▶ _Given problem_
Output every entry exactly as written, skipping any pictures.

** Begin Task input **

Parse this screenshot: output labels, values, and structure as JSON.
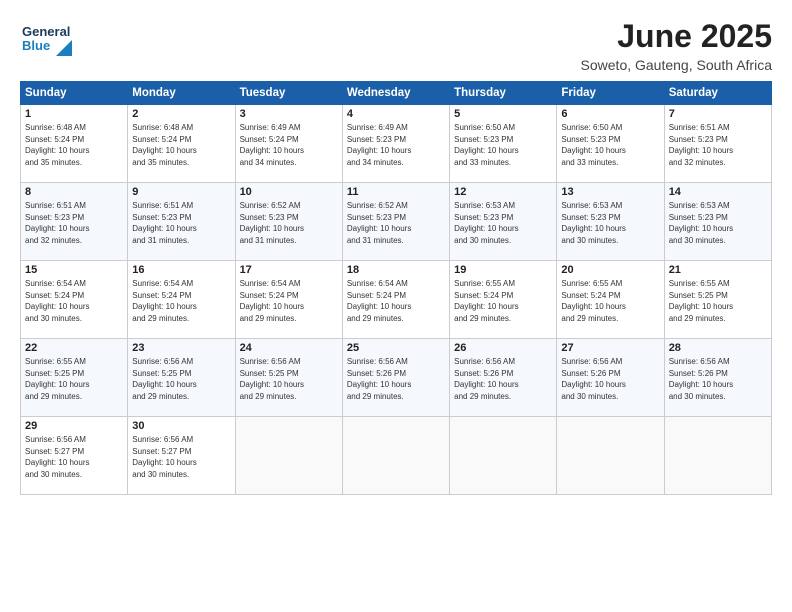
{
  "logo": {
    "line1": "General",
    "line2": "Blue"
  },
  "title": "June 2025",
  "location": "Soweto, Gauteng, South Africa",
  "days_header": [
    "Sunday",
    "Monday",
    "Tuesday",
    "Wednesday",
    "Thursday",
    "Friday",
    "Saturday"
  ],
  "weeks": [
    [
      {
        "day": "1",
        "info": "Sunrise: 6:48 AM\nSunset: 5:24 PM\nDaylight: 10 hours\nand 35 minutes."
      },
      {
        "day": "2",
        "info": "Sunrise: 6:48 AM\nSunset: 5:24 PM\nDaylight: 10 hours\nand 35 minutes."
      },
      {
        "day": "3",
        "info": "Sunrise: 6:49 AM\nSunset: 5:24 PM\nDaylight: 10 hours\nand 34 minutes."
      },
      {
        "day": "4",
        "info": "Sunrise: 6:49 AM\nSunset: 5:23 PM\nDaylight: 10 hours\nand 34 minutes."
      },
      {
        "day": "5",
        "info": "Sunrise: 6:50 AM\nSunset: 5:23 PM\nDaylight: 10 hours\nand 33 minutes."
      },
      {
        "day": "6",
        "info": "Sunrise: 6:50 AM\nSunset: 5:23 PM\nDaylight: 10 hours\nand 33 minutes."
      },
      {
        "day": "7",
        "info": "Sunrise: 6:51 AM\nSunset: 5:23 PM\nDaylight: 10 hours\nand 32 minutes."
      }
    ],
    [
      {
        "day": "8",
        "info": "Sunrise: 6:51 AM\nSunset: 5:23 PM\nDaylight: 10 hours\nand 32 minutes."
      },
      {
        "day": "9",
        "info": "Sunrise: 6:51 AM\nSunset: 5:23 PM\nDaylight: 10 hours\nand 31 minutes."
      },
      {
        "day": "10",
        "info": "Sunrise: 6:52 AM\nSunset: 5:23 PM\nDaylight: 10 hours\nand 31 minutes."
      },
      {
        "day": "11",
        "info": "Sunrise: 6:52 AM\nSunset: 5:23 PM\nDaylight: 10 hours\nand 31 minutes."
      },
      {
        "day": "12",
        "info": "Sunrise: 6:53 AM\nSunset: 5:23 PM\nDaylight: 10 hours\nand 30 minutes."
      },
      {
        "day": "13",
        "info": "Sunrise: 6:53 AM\nSunset: 5:23 PM\nDaylight: 10 hours\nand 30 minutes."
      },
      {
        "day": "14",
        "info": "Sunrise: 6:53 AM\nSunset: 5:23 PM\nDaylight: 10 hours\nand 30 minutes."
      }
    ],
    [
      {
        "day": "15",
        "info": "Sunrise: 6:54 AM\nSunset: 5:24 PM\nDaylight: 10 hours\nand 30 minutes."
      },
      {
        "day": "16",
        "info": "Sunrise: 6:54 AM\nSunset: 5:24 PM\nDaylight: 10 hours\nand 29 minutes."
      },
      {
        "day": "17",
        "info": "Sunrise: 6:54 AM\nSunset: 5:24 PM\nDaylight: 10 hours\nand 29 minutes."
      },
      {
        "day": "18",
        "info": "Sunrise: 6:54 AM\nSunset: 5:24 PM\nDaylight: 10 hours\nand 29 minutes."
      },
      {
        "day": "19",
        "info": "Sunrise: 6:55 AM\nSunset: 5:24 PM\nDaylight: 10 hours\nand 29 minutes."
      },
      {
        "day": "20",
        "info": "Sunrise: 6:55 AM\nSunset: 5:24 PM\nDaylight: 10 hours\nand 29 minutes."
      },
      {
        "day": "21",
        "info": "Sunrise: 6:55 AM\nSunset: 5:25 PM\nDaylight: 10 hours\nand 29 minutes."
      }
    ],
    [
      {
        "day": "22",
        "info": "Sunrise: 6:55 AM\nSunset: 5:25 PM\nDaylight: 10 hours\nand 29 minutes."
      },
      {
        "day": "23",
        "info": "Sunrise: 6:56 AM\nSunset: 5:25 PM\nDaylight: 10 hours\nand 29 minutes."
      },
      {
        "day": "24",
        "info": "Sunrise: 6:56 AM\nSunset: 5:25 PM\nDaylight: 10 hours\nand 29 minutes."
      },
      {
        "day": "25",
        "info": "Sunrise: 6:56 AM\nSunset: 5:26 PM\nDaylight: 10 hours\nand 29 minutes."
      },
      {
        "day": "26",
        "info": "Sunrise: 6:56 AM\nSunset: 5:26 PM\nDaylight: 10 hours\nand 29 minutes."
      },
      {
        "day": "27",
        "info": "Sunrise: 6:56 AM\nSunset: 5:26 PM\nDaylight: 10 hours\nand 30 minutes."
      },
      {
        "day": "28",
        "info": "Sunrise: 6:56 AM\nSunset: 5:26 PM\nDaylight: 10 hours\nand 30 minutes."
      }
    ],
    [
      {
        "day": "29",
        "info": "Sunrise: 6:56 AM\nSunset: 5:27 PM\nDaylight: 10 hours\nand 30 minutes."
      },
      {
        "day": "30",
        "info": "Sunrise: 6:56 AM\nSunset: 5:27 PM\nDaylight: 10 hours\nand 30 minutes."
      },
      {
        "day": "",
        "info": ""
      },
      {
        "day": "",
        "info": ""
      },
      {
        "day": "",
        "info": ""
      },
      {
        "day": "",
        "info": ""
      },
      {
        "day": "",
        "info": ""
      }
    ]
  ]
}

** End Task input **

▶ _Correct result_
Parse this screenshot: output labels, values, and structure as JSON.
{
  "logo": {
    "line1": "General",
    "line2": "Blue"
  },
  "title": "June 2025",
  "location": "Soweto, Gauteng, South Africa",
  "days_header": [
    "Sunday",
    "Monday",
    "Tuesday",
    "Wednesday",
    "Thursday",
    "Friday",
    "Saturday"
  ],
  "weeks": [
    [
      {
        "day": "1",
        "info": "Sunrise: 6:48 AM\nSunset: 5:24 PM\nDaylight: 10 hours\nand 35 minutes."
      },
      {
        "day": "2",
        "info": "Sunrise: 6:48 AM\nSunset: 5:24 PM\nDaylight: 10 hours\nand 35 minutes."
      },
      {
        "day": "3",
        "info": "Sunrise: 6:49 AM\nSunset: 5:24 PM\nDaylight: 10 hours\nand 34 minutes."
      },
      {
        "day": "4",
        "info": "Sunrise: 6:49 AM\nSunset: 5:23 PM\nDaylight: 10 hours\nand 34 minutes."
      },
      {
        "day": "5",
        "info": "Sunrise: 6:50 AM\nSunset: 5:23 PM\nDaylight: 10 hours\nand 33 minutes."
      },
      {
        "day": "6",
        "info": "Sunrise: 6:50 AM\nSunset: 5:23 PM\nDaylight: 10 hours\nand 33 minutes."
      },
      {
        "day": "7",
        "info": "Sunrise: 6:51 AM\nSunset: 5:23 PM\nDaylight: 10 hours\nand 32 minutes."
      }
    ],
    [
      {
        "day": "8",
        "info": "Sunrise: 6:51 AM\nSunset: 5:23 PM\nDaylight: 10 hours\nand 32 minutes."
      },
      {
        "day": "9",
        "info": "Sunrise: 6:51 AM\nSunset: 5:23 PM\nDaylight: 10 hours\nand 31 minutes."
      },
      {
        "day": "10",
        "info": "Sunrise: 6:52 AM\nSunset: 5:23 PM\nDaylight: 10 hours\nand 31 minutes."
      },
      {
        "day": "11",
        "info": "Sunrise: 6:52 AM\nSunset: 5:23 PM\nDaylight: 10 hours\nand 31 minutes."
      },
      {
        "day": "12",
        "info": "Sunrise: 6:53 AM\nSunset: 5:23 PM\nDaylight: 10 hours\nand 30 minutes."
      },
      {
        "day": "13",
        "info": "Sunrise: 6:53 AM\nSunset: 5:23 PM\nDaylight: 10 hours\nand 30 minutes."
      },
      {
        "day": "14",
        "info": "Sunrise: 6:53 AM\nSunset: 5:23 PM\nDaylight: 10 hours\nand 30 minutes."
      }
    ],
    [
      {
        "day": "15",
        "info": "Sunrise: 6:54 AM\nSunset: 5:24 PM\nDaylight: 10 hours\nand 30 minutes."
      },
      {
        "day": "16",
        "info": "Sunrise: 6:54 AM\nSunset: 5:24 PM\nDaylight: 10 hours\nand 29 minutes."
      },
      {
        "day": "17",
        "info": "Sunrise: 6:54 AM\nSunset: 5:24 PM\nDaylight: 10 hours\nand 29 minutes."
      },
      {
        "day": "18",
        "info": "Sunrise: 6:54 AM\nSunset: 5:24 PM\nDaylight: 10 hours\nand 29 minutes."
      },
      {
        "day": "19",
        "info": "Sunrise: 6:55 AM\nSunset: 5:24 PM\nDaylight: 10 hours\nand 29 minutes."
      },
      {
        "day": "20",
        "info": "Sunrise: 6:55 AM\nSunset: 5:24 PM\nDaylight: 10 hours\nand 29 minutes."
      },
      {
        "day": "21",
        "info": "Sunrise: 6:55 AM\nSunset: 5:25 PM\nDaylight: 10 hours\nand 29 minutes."
      }
    ],
    [
      {
        "day": "22",
        "info": "Sunrise: 6:55 AM\nSunset: 5:25 PM\nDaylight: 10 hours\nand 29 minutes."
      },
      {
        "day": "23",
        "info": "Sunrise: 6:56 AM\nSunset: 5:25 PM\nDaylight: 10 hours\nand 29 minutes."
      },
      {
        "day": "24",
        "info": "Sunrise: 6:56 AM\nSunset: 5:25 PM\nDaylight: 10 hours\nand 29 minutes."
      },
      {
        "day": "25",
        "info": "Sunrise: 6:56 AM\nSunset: 5:26 PM\nDaylight: 10 hours\nand 29 minutes."
      },
      {
        "day": "26",
        "info": "Sunrise: 6:56 AM\nSunset: 5:26 PM\nDaylight: 10 hours\nand 29 minutes."
      },
      {
        "day": "27",
        "info": "Sunrise: 6:56 AM\nSunset: 5:26 PM\nDaylight: 10 hours\nand 30 minutes."
      },
      {
        "day": "28",
        "info": "Sunrise: 6:56 AM\nSunset: 5:26 PM\nDaylight: 10 hours\nand 30 minutes."
      }
    ],
    [
      {
        "day": "29",
        "info": "Sunrise: 6:56 AM\nSunset: 5:27 PM\nDaylight: 10 hours\nand 30 minutes."
      },
      {
        "day": "30",
        "info": "Sunrise: 6:56 AM\nSunset: 5:27 PM\nDaylight: 10 hours\nand 30 minutes."
      },
      {
        "day": "",
        "info": ""
      },
      {
        "day": "",
        "info": ""
      },
      {
        "day": "",
        "info": ""
      },
      {
        "day": "",
        "info": ""
      },
      {
        "day": "",
        "info": ""
      }
    ]
  ]
}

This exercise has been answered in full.